- _Your task_:
Repeat the data that follows, word for word, without the images.

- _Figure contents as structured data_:
────────────────────────────────────────

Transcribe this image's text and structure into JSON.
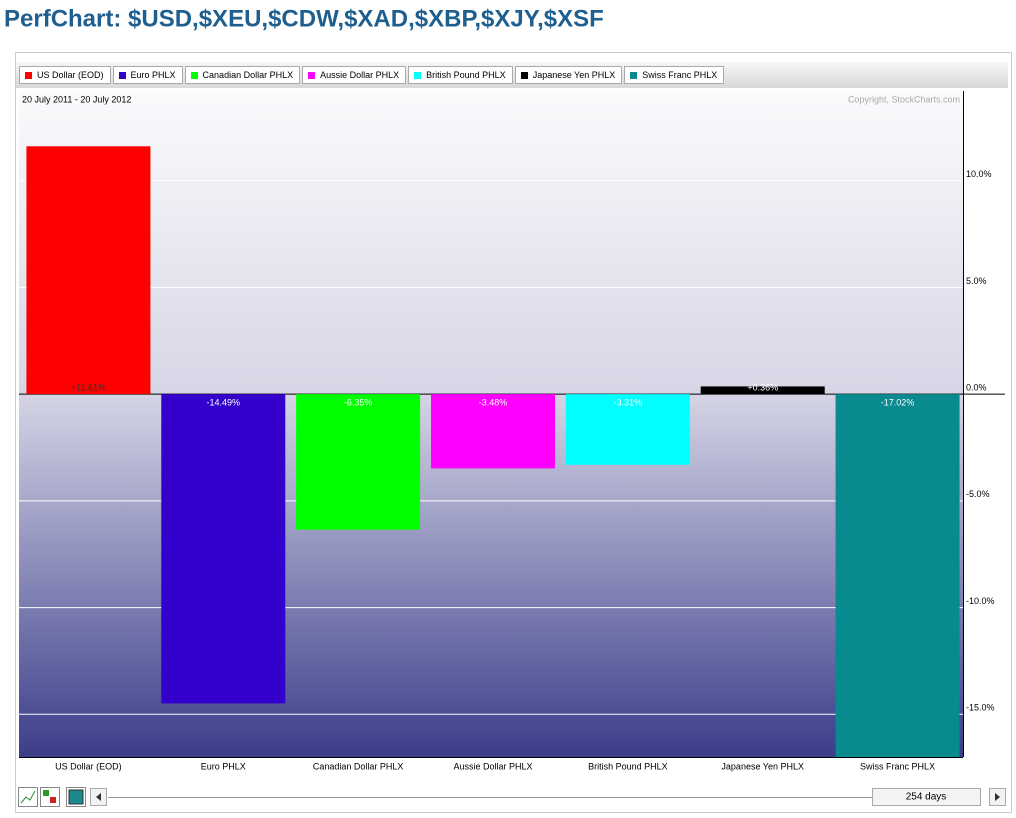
{
  "chart_data": {
    "type": "bar",
    "title": "PerfChart: $USD,$XEU,$CDW,$XAD,$XBP,$XJY,$XSF",
    "subtitle": "20 July 2011 - 20 July 2012",
    "copyright": "Copyright, StockCharts.com",
    "categories": [
      "US Dollar (EOD)",
      "Euro PHLX",
      "Canadian Dollar PHLX",
      "Aussie Dollar PHLX",
      "British Pound PHLX",
      "Japanese Yen PHLX",
      "Swiss Franc PHLX"
    ],
    "values": [
      11.61,
      -14.49,
      -6.35,
      -3.48,
      -3.31,
      0.36,
      -17.02
    ],
    "value_labels": [
      "+11.61%",
      "-14.49%",
      "-6.35%",
      "-3.48%",
      "-3.31%",
      "+0.36%",
      "-17.02%"
    ],
    "colors": [
      "#ff0000",
      "#3300cc",
      "#00ff00",
      "#ff00ff",
      "#00ffff",
      "#000000",
      "#088a8f"
    ],
    "ylim": [
      -17.0,
      14.2
    ],
    "yticks": [
      {
        "value": -15,
        "label": "-15.0%"
      },
      {
        "value": -10,
        "label": "-10.0%"
      },
      {
        "value": -5,
        "label": "-5.0%"
      },
      {
        "value": 0,
        "label": "0.0%"
      },
      {
        "value": 5,
        "label": "5.0%"
      },
      {
        "value": 10,
        "label": "10.0%"
      }
    ],
    "grid": true,
    "period": "254 days"
  }
}
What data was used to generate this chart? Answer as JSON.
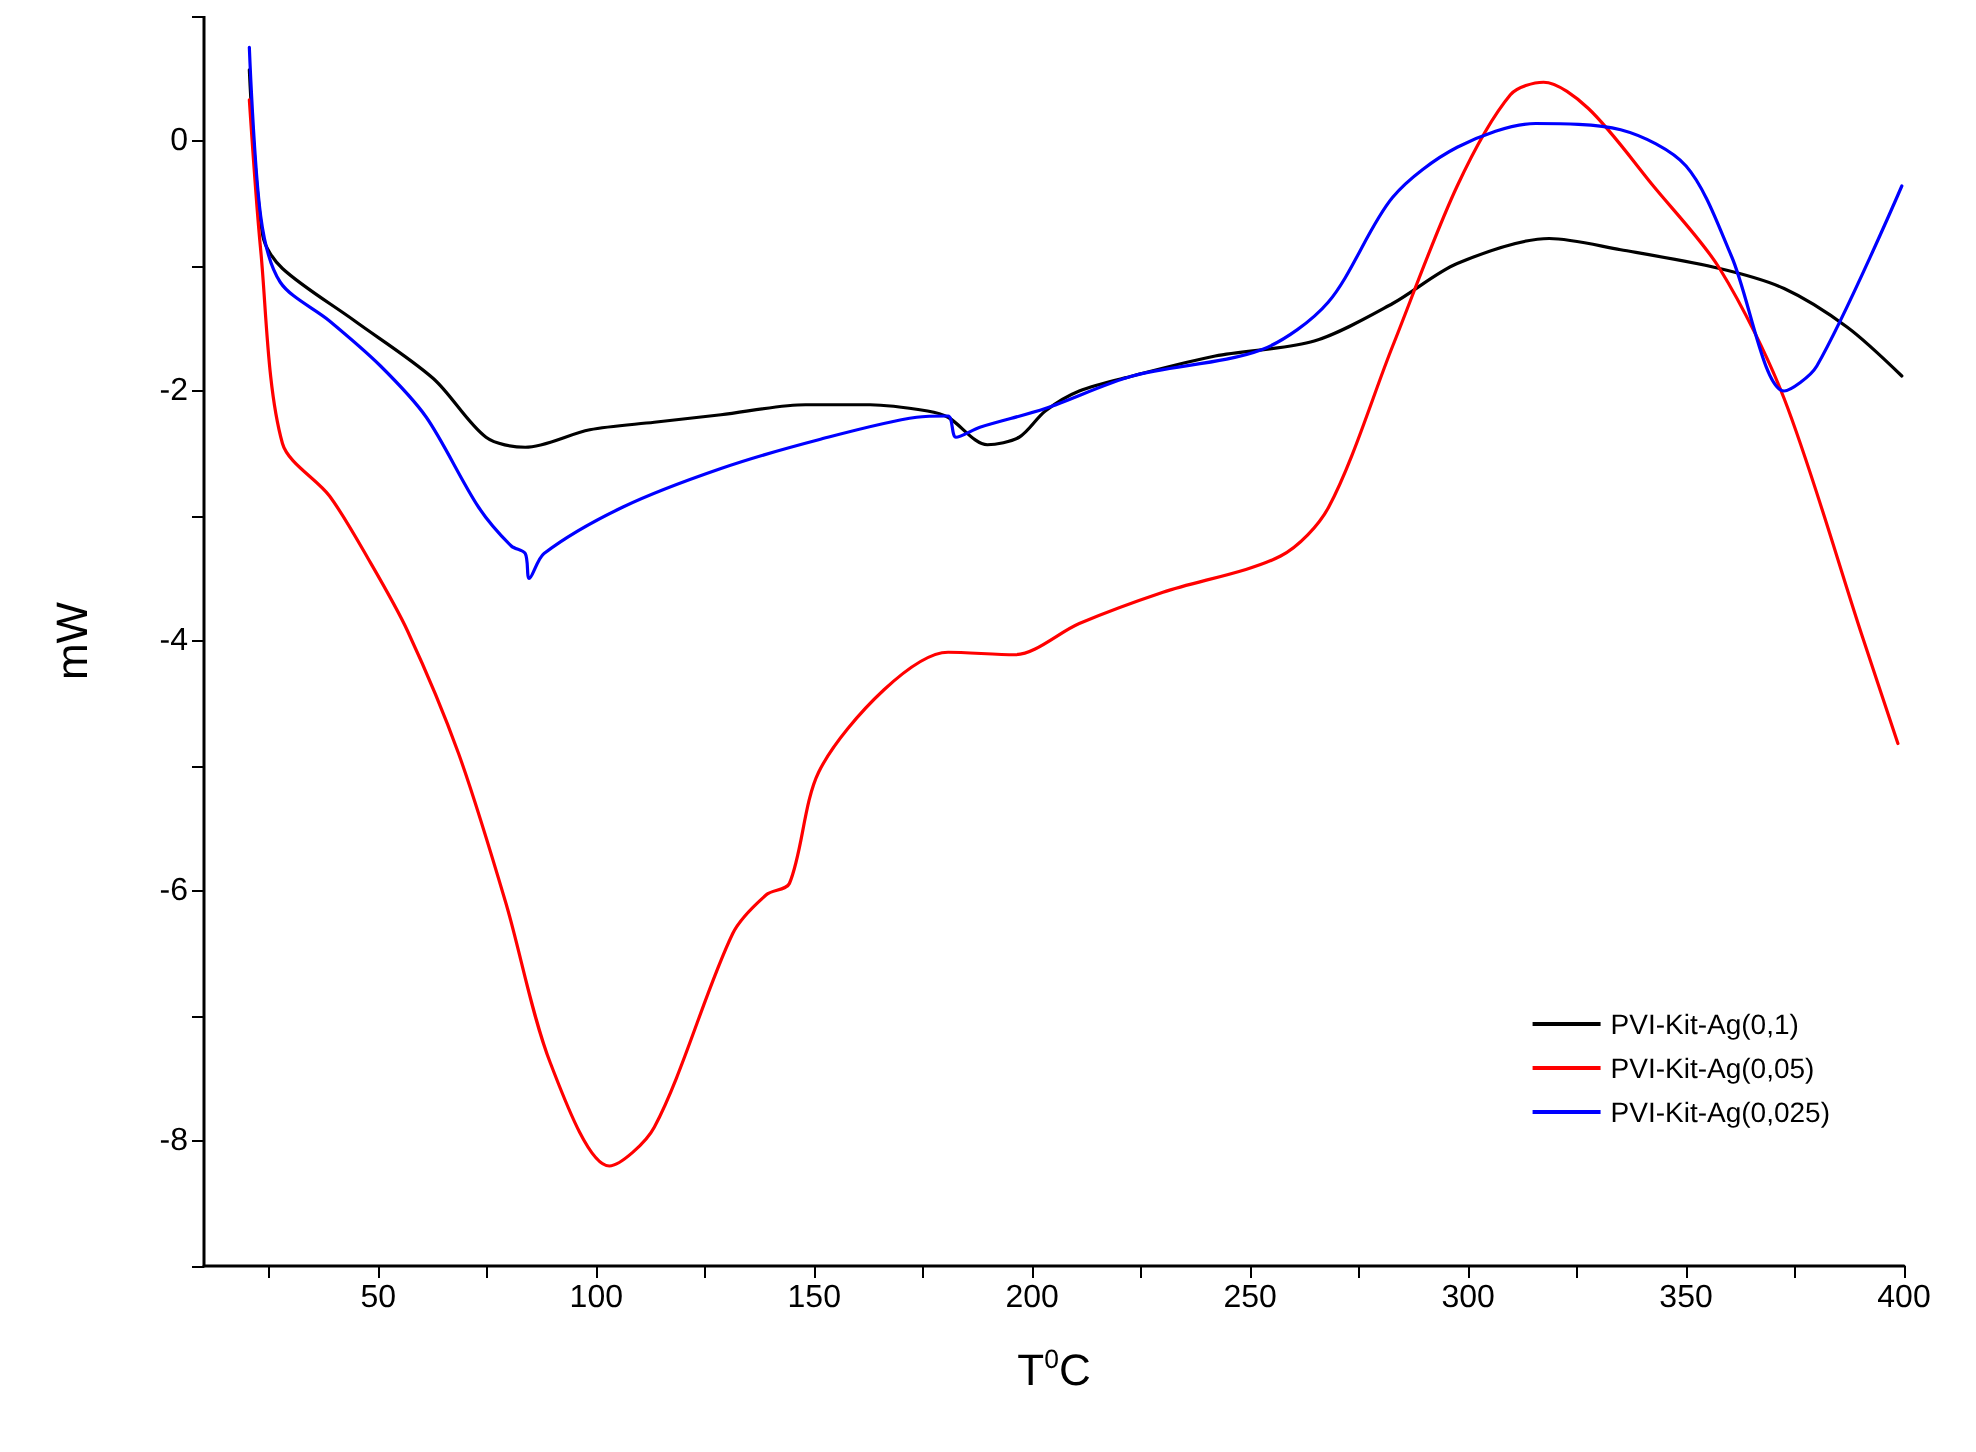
{
  "chart_data": {
    "type": "line",
    "xlabel": "T$^{0}$C",
    "ylabel": "mW",
    "xlim": [
      10,
      400
    ],
    "ylim": [
      -9,
      1
    ],
    "xticks": [
      {
        "value": 25,
        "label": null
      },
      50,
      {
        "value": 75,
        "label": null
      },
      100,
      {
        "value": 125,
        "label": null
      },
      150,
      {
        "value": 175,
        "label": null
      },
      200,
      {
        "value": 225,
        "label": null
      },
      250,
      {
        "value": 275,
        "label": null
      },
      300,
      {
        "value": 325,
        "label": null
      },
      350,
      {
        "value": 375,
        "label": null
      },
      400
    ],
    "yticks": [
      {
        "value": -9,
        "label": null
      },
      -8,
      {
        "value": -7,
        "label": null
      },
      -6,
      {
        "value": -5,
        "label": null
      },
      -4,
      {
        "value": -3,
        "label": null
      },
      -2,
      {
        "value": -1,
        "label": null
      },
      0,
      {
        "value": 1,
        "label": null
      }
    ],
    "grid": false,
    "legend": "bottom right",
    "marker": "none",
    "line_style": "solid",
    "series": [
      {
        "name": "PVI-Kit-Ag(0,1)",
        "color": "#000000",
        "x": [
          20.4,
          23.5,
          28,
          44.6,
          62.6,
          74.7,
          83.7,
          98.5,
          113.3,
          128.6,
          148,
          162.8,
          176,
          180.7,
          189.7,
          197,
          203,
          210.8,
          223,
          242,
          264.7,
          282.7,
          297.5,
          318.6,
          335,
          357.7,
          372.5,
          387,
          399.5
        ],
        "values": [
          0.57,
          -0.76,
          -1.02,
          -1.44,
          -1.9,
          -2.37,
          -2.45,
          -2.31,
          -2.25,
          -2.19,
          -2.11,
          -2.11,
          -2.16,
          -2.21,
          -2.43,
          -2.37,
          -2.16,
          -2.0,
          -1.88,
          -1.72,
          -1.6,
          -1.3,
          -0.98,
          -0.78,
          -0.87,
          -1.02,
          -1.18,
          -1.49,
          -1.88
        ]
      },
      {
        "name": "PVI-Kit-Ag(0,05)",
        "color": "#ff0000",
        "x": [
          20.4,
          23,
          28,
          38.8,
          47.8,
          56.7,
          68.4,
          79.2,
          89.5,
          103,
          113.3,
          131.3,
          139,
          144.3,
          151,
          166,
          180.7,
          196,
          210.8,
          230,
          257,
          268,
          282.7,
          297.5,
          309.7,
          317.3,
          327.6,
          342.5,
          357.7,
          372.5,
          390.5,
          398.6
        ],
        "values": [
          0.33,
          -0.87,
          -2.42,
          -2.84,
          -3.35,
          -3.92,
          -4.9,
          -6.09,
          -7.38,
          -8.2,
          -7.89,
          -6.34,
          -6.03,
          -5.94,
          -5.05,
          -4.39,
          -4.09,
          -4.11,
          -3.86,
          -3.61,
          -3.32,
          -2.93,
          -1.64,
          -0.36,
          0.37,
          0.47,
          0.26,
          -0.36,
          -1.02,
          -2.06,
          -3.97,
          -4.82
        ]
      },
      {
        "name": "PVI-Kit-Ag(0,025)",
        "color": "#0000ff",
        "x": [
          20.4,
          23,
          27.5,
          38.8,
          50.5,
          61,
          73,
          80.5,
          83.7,
          84.6,
          88,
          106,
          128.6,
          151,
          173.5,
          180.7,
          182.5,
          188,
          203,
          223,
          252.6,
          267.9,
          282.7,
          297.5,
          315.5,
          335,
          350,
          360.4,
          372.5,
          380,
          399.5
        ],
        "values": [
          0.75,
          -0.6,
          -1.13,
          -1.44,
          -1.8,
          -2.21,
          -2.93,
          -3.24,
          -3.3,
          -3.5,
          -3.3,
          -2.93,
          -2.62,
          -2.39,
          -2.21,
          -2.2,
          -2.37,
          -2.29,
          -2.14,
          -1.88,
          -1.67,
          -1.29,
          -0.45,
          -0.05,
          0.14,
          0.09,
          -0.2,
          -0.92,
          -2.0,
          -1.8,
          -0.36
        ]
      }
    ]
  }
}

────────────────────────────────────────

- _Exercise response_:
Transcribe this image's text and structure into JSON.
{
  "chart_data": {
    "type": "bar",
    "title": "PerfChart: $USD,$XEU,$CDW,$XAD,$XBP,$XJY,$XSF",
    "subtitle": "20 July 2011 - 20 July 2012",
    "copyright": "Copyright, StockCharts.com",
    "categories": [
      "US Dollar (EOD)",
      "Euro PHLX",
      "Canadian Dollar PHLX",
      "Aussie Dollar PHLX",
      "British Pound PHLX",
      "Japanese Yen PHLX",
      "Swiss Franc PHLX"
    ],
    "values": [
      11.61,
      -14.49,
      -6.35,
      -3.48,
      -3.31,
      0.36,
      -17.02
    ],
    "value_labels": [
      "+11.61%",
      "-14.49%",
      "-6.35%",
      "-3.48%",
      "-3.31%",
      "+0.36%",
      "-17.02%"
    ],
    "colors": [
      "#ff0000",
      "#3300cc",
      "#00ff00",
      "#ff00ff",
      "#00ffff",
      "#000000",
      "#088a8f"
    ],
    "ylim": [
      -17.0,
      14.2
    ],
    "yticks": [
      {
        "value": -15,
        "label": "-15.0%"
      },
      {
        "value": -10,
        "label": "-10.0%"
      },
      {
        "value": -5,
        "label": "-5.0%"
      },
      {
        "value": 0,
        "label": "0.0%"
      },
      {
        "value": 5,
        "label": "5.0%"
      },
      {
        "value": 10,
        "label": "10.0%"
      }
    ],
    "grid": true,
    "period": "254 days"
  }
}
What data was used to generate this chart? Answer as JSON.
{
  "chart_data": {
    "type": "line",
    "xlabel": "T$^{0}$C",
    "ylabel": "mW",
    "xlim": [
      10,
      400
    ],
    "ylim": [
      -9,
      1
    ],
    "xticks": [
      {
        "value": 25,
        "label": null
      },
      50,
      {
        "value": 75,
        "label": null
      },
      100,
      {
        "value": 125,
        "label": null
      },
      150,
      {
        "value": 175,
        "label": null
      },
      200,
      {
        "value": 225,
        "label": null
      },
      250,
      {
        "value": 275,
        "label": null
      },
      300,
      {
        "value": 325,
        "label": null
      },
      350,
      {
        "value": 375,
        "label": null
      },
      400
    ],
    "yticks": [
      {
        "value": -9,
        "label": null
      },
      -8,
      {
        "value": -7,
        "label": null
      },
      -6,
      {
        "value": -5,
        "label": null
      },
      -4,
      {
        "value": -3,
        "label": null
      },
      -2,
      {
        "value": -1,
        "label": null
      },
      0,
      {
        "value": 1,
        "label": null
      }
    ],
    "grid": false,
    "legend": "bottom right",
    "marker": "none",
    "line_style": "solid",
    "series": [
      {
        "name": "PVI-Kit-Ag(0,1)",
        "color": "#000000",
        "x": [
          20.4,
          23.5,
          28,
          44.6,
          62.6,
          74.7,
          83.7,
          98.5,
          113.3,
          128.6,
          148,
          162.8,
          176,
          180.7,
          189.7,
          197,
          203,
          210.8,
          223,
          242,
          264.7,
          282.7,
          297.5,
          318.6,
          335,
          357.7,
          372.5,
          387,
          399.5
        ],
        "values": [
          0.57,
          -0.76,
          -1.02,
          -1.44,
          -1.9,
          -2.37,
          -2.45,
          -2.31,
          -2.25,
          -2.19,
          -2.11,
          -2.11,
          -2.16,
          -2.21,
          -2.43,
          -2.37,
          -2.16,
          -2.0,
          -1.88,
          -1.72,
          -1.6,
          -1.3,
          -0.98,
          -0.78,
          -0.87,
          -1.02,
          -1.18,
          -1.49,
          -1.88
        ]
      },
      {
        "name": "PVI-Kit-Ag(0,05)",
        "color": "#ff0000",
        "x": [
          20.4,
          23,
          28,
          38.8,
          47.8,
          56.7,
          68.4,
          79.2,
          89.5,
          103,
          113.3,
          131.3,
          139,
          144.3,
          151,
          166,
          180.7,
          196,
          210.8,
          230,
          257,
          268,
          282.7,
          297.5,
          309.7,
          317.3,
          327.6,
          342.5,
          357.7,
          372.5,
          390.5,
          398.6
        ],
        "values": [
          0.33,
          -0.87,
          -2.42,
          -2.84,
          -3.35,
          -3.92,
          -4.9,
          -6.09,
          -7.38,
          -8.2,
          -7.89,
          -6.34,
          -6.03,
          -5.94,
          -5.05,
          -4.39,
          -4.09,
          -4.11,
          -3.86,
          -3.61,
          -3.32,
          -2.93,
          -1.64,
          -0.36,
          0.37,
          0.47,
          0.26,
          -0.36,
          -1.02,
          -2.06,
          -3.97,
          -4.82
        ]
      },
      {
        "name": "PVI-Kit-Ag(0,025)",
        "color": "#0000ff",
        "x": [
          20.4,
          23,
          27.5,
          38.8,
          50.5,
          61,
          73,
          80.5,
          83.7,
          84.6,
          88,
          106,
          128.6,
          151,
          173.5,
          180.7,
          182.5,
          188,
          203,
          223,
          252.6,
          267.9,
          282.7,
          297.5,
          315.5,
          335,
          350,
          360.4,
          372.5,
          380,
          399.5
        ],
        "values": [
          0.75,
          -0.6,
          -1.13,
          -1.44,
          -1.8,
          -2.21,
          -2.93,
          -3.24,
          -3.3,
          -3.5,
          -3.3,
          -2.93,
          -2.62,
          -2.39,
          -2.21,
          -2.2,
          -2.37,
          -2.29,
          -2.14,
          -1.88,
          -1.67,
          -1.29,
          -0.45,
          -0.05,
          0.14,
          0.09,
          -0.2,
          -0.92,
          -2.0,
          -1.8,
          -0.36
        ]
      }
    ]
  }
}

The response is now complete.